Tasks for this exercise>
A: Pull out every line of the entries, from the very first one down to and including the line that contains "sex-female-radio[interactable] [860, 238, 871, 249]", and repeat those lines without any changes.
B: Extend the boxing memoir prologue by continuing it from the point where it stops.
[Start Excerpt]
For information, contact State University of New York Press, Albany, NY www.sunypress.edu
Production and book design, Laurie Searl Marketing, Fran Keneston
Library of Congress Cataloging in Publication Data
Klein, Binnie.
Blows to the head : how boxing changed my mind / Binnie Klein. — Excelsior editions.
p. cm.
ISBN 978-1-4384-3001-0 (hardcover : alk. paper)
1. Klein, Binnie. 2. Boxers (Sports)—United States— Biography.
I. Title.
GV1132.K55B69 2010
796.83092-dc22
[B] 2009018960
10 9 8 7 6 5 4 3 2 1
I have no need for the past, I thought, like a child.
I did not consider that the past might have a need for me.
—JONATHAN SAFRAN FOER
prologue
A bloody mouthguard floats in a bucket that I am holding under a young Hispanic man's face. It is a frantic moment between rounds and I am working the corner, reaching through the ropes of the boxing ring and mopping his dark kinky hair with a torn white towel. Inside the ring, kneeling at Manuel's feet and urging him to stay alert, is his coach John, a former middleweight champion. I am a fifty-five-year-old Jewish psychotherapist and spend my days in a leather recliner, quietly tuning myself to the complex themes of other peoples' melodies, and each day begins with someone else's song. But not this night; this night I am edgy, tough, ageless, and loud. A young black disc jockey in the back of the gym cues up the seductive riff of a Spanish dance tune, interweaving it with pounding hip-hop. Three police officers stand near the door, keeping an eye on things.
Manuel complained of nausea before the fight, saying, “I don't know why I feel so weird,” and I walked him around the gym, offering my half-eaten jelly doughnut and a firm arm around his shoulder.
It's his first fight. Tending Manuel is so different from my daily work, free of psychological ambiguity and nuance. I'm in the physical dimension. It's the Bizarro World of Superman comics—everything is opposite.
When we first enter the ring, the referee strides over to check Manuel's readiness. “You got your cup?” he asks. Manuel looks stricken, and John and I freeze. The ref frowns, already impatient at our incompetence. A chorus of dissatisfied murmurs rises from the front row and the judging table. Everything is grinding to a halt. Am I in the middle of a dream turning sour, like when you must move but can't move, or scream but no sound comes out? I yell into the crowd where I can see Ryan, our boy who already fought and won, standing next to his proud father who set up a punching bag in their suburban garage when his son was five years old. “Ryan! We need your cup!” Ryan speeds into the locker room like the Pied Piper of penis protection holding up a leather codpiece out of a Brueghel painting, as Manuel leaps over the ropes to follow. They disappear through a door at the back of the gym. A balding and paunchy official straight out of central casting has approached me with a stern expression. “No cup? No fight!” “We're getting it!” I plead. Because this is an amateur event, we're granted leniency. Manuel bursts into the ring, his manhood enhanced by equipment and his own unflagging courage.
[End Excerpt]
[Start Records shown]
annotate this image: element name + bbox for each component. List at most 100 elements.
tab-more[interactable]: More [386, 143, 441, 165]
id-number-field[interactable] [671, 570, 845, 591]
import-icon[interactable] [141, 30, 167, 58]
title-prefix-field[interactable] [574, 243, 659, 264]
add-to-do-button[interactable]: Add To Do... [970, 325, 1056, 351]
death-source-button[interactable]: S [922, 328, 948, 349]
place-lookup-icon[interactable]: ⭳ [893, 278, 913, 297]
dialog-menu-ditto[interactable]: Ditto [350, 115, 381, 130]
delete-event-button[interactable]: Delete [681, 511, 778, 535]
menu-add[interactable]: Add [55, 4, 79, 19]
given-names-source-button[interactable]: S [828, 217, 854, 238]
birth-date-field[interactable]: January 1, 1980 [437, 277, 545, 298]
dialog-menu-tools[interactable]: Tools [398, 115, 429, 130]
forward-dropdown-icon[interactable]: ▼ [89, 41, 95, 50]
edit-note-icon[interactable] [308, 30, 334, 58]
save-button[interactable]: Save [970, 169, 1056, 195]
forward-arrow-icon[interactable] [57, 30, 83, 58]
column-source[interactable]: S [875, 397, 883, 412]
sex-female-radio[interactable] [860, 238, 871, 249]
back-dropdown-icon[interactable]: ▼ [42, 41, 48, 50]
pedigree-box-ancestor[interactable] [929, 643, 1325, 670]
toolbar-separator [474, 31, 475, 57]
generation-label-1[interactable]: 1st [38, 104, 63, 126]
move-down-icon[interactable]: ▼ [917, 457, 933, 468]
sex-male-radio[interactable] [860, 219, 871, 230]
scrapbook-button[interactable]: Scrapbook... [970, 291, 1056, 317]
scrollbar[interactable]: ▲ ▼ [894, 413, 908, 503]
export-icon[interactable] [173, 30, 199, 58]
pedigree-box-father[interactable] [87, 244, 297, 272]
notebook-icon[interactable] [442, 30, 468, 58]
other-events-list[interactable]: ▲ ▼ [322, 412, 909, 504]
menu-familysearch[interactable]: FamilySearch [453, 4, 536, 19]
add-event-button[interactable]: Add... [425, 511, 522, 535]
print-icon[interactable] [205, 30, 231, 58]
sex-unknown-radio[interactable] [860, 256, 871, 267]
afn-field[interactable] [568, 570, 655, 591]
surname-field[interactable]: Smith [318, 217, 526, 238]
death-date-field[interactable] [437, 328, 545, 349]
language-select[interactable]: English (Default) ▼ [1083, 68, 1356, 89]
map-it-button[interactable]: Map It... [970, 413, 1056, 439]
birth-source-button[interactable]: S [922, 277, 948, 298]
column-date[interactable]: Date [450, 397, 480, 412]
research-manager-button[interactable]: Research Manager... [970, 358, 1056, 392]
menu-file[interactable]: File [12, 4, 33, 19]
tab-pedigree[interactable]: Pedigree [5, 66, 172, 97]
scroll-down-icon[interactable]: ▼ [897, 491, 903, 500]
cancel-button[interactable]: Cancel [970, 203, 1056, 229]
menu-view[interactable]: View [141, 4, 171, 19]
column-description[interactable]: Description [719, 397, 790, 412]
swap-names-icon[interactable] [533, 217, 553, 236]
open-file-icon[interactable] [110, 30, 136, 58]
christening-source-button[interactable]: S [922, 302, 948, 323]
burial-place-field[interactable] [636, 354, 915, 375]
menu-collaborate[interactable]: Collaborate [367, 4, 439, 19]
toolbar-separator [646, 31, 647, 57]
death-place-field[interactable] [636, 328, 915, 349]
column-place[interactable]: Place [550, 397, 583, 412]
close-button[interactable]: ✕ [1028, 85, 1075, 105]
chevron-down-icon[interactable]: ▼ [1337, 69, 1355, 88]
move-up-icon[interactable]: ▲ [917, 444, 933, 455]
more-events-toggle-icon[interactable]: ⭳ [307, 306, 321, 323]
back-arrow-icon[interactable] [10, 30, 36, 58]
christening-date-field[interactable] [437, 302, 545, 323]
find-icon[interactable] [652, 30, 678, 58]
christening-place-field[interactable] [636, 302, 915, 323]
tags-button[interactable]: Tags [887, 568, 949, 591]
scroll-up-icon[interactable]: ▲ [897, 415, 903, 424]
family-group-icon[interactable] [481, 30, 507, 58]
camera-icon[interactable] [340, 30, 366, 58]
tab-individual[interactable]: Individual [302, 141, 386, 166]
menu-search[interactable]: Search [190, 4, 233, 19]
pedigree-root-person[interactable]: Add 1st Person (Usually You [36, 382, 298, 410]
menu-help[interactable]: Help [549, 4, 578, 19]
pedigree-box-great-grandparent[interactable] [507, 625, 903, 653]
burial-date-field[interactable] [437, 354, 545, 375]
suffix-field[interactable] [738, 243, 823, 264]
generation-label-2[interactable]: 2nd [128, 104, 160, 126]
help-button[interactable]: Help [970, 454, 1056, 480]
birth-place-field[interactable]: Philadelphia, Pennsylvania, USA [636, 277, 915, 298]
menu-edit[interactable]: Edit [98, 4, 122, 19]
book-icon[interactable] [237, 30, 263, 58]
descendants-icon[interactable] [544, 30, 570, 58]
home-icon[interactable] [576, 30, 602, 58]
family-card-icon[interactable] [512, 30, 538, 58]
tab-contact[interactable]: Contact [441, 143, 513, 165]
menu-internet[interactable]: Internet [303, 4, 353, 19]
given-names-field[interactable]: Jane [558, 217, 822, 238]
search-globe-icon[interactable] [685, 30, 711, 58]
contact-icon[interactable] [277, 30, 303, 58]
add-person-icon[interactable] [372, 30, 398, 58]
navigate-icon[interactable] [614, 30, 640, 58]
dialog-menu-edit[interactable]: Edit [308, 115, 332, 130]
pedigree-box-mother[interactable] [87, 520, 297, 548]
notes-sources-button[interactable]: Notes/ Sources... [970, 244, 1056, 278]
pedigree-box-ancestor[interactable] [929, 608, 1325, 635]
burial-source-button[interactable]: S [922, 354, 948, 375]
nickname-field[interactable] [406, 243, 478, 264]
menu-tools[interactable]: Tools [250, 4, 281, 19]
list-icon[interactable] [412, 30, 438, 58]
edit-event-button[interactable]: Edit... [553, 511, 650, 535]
[End Records shown]
Answers>
A:
annotate this image: element name + bbox for each component. List at most 100 elements.
tab-more[interactable]: More [386, 143, 441, 165]
id-number-field[interactable] [671, 570, 845, 591]
import-icon[interactable] [141, 30, 167, 58]
title-prefix-field[interactable] [574, 243, 659, 264]
add-to-do-button[interactable]: Add To Do... [970, 325, 1056, 351]
death-source-button[interactable]: S [922, 328, 948, 349]
place-lookup-icon[interactable]: ⭳ [893, 278, 913, 297]
dialog-menu-ditto[interactable]: Ditto [350, 115, 381, 130]
delete-event-button[interactable]: Delete [681, 511, 778, 535]
menu-add[interactable]: Add [55, 4, 79, 19]
given-names-source-button[interactable]: S [828, 217, 854, 238]
birth-date-field[interactable]: January 1, 1980 [437, 277, 545, 298]
dialog-menu-tools[interactable]: Tools [398, 115, 429, 130]
forward-dropdown-icon[interactable]: ▼ [89, 41, 95, 50]
edit-note-icon[interactable] [308, 30, 334, 58]
save-button[interactable]: Save [970, 169, 1056, 195]
forward-arrow-icon[interactable] [57, 30, 83, 58]
column-source[interactable]: S [875, 397, 883, 412]
sex-female-radio[interactable] [860, 238, 871, 249]

B:
The match is saved. It's not a bad dream. I start the encouraging whispers: “Get in there, you can do it, dart in and out like a mosquito, keep busy, jab, jab.” I'm not even thinking of Muhammad Ali's famous “sting like a bee”—I fancy I'm inventing an insect image right on the spot. Ideas and words pop up like cartoon balloons, snippets of dialogue from old black-and-white movies where boxers have their egos massaged or are bullied by their managers. Men encouraging men. “Do it for me!” “Live the dream for me!”
“Manuel!” I bellow from the ropes. My throat is sore, and I'm jumping up and down. Thank god for my industrial-strength sports bra. “Get busy! Attaboy!” His graceful body is my avatar. Manuel works at a retail store, and has the gentle manner of a kindly teacher, his face sculpted and handsome. As a successful boxer back in his homeland of Puerto Rico, he would be a warrior who could represent the island. For good or bad, boxing is a sport that celebrates, exploits, and pulls out the pride in ethnicity like a taffy machine.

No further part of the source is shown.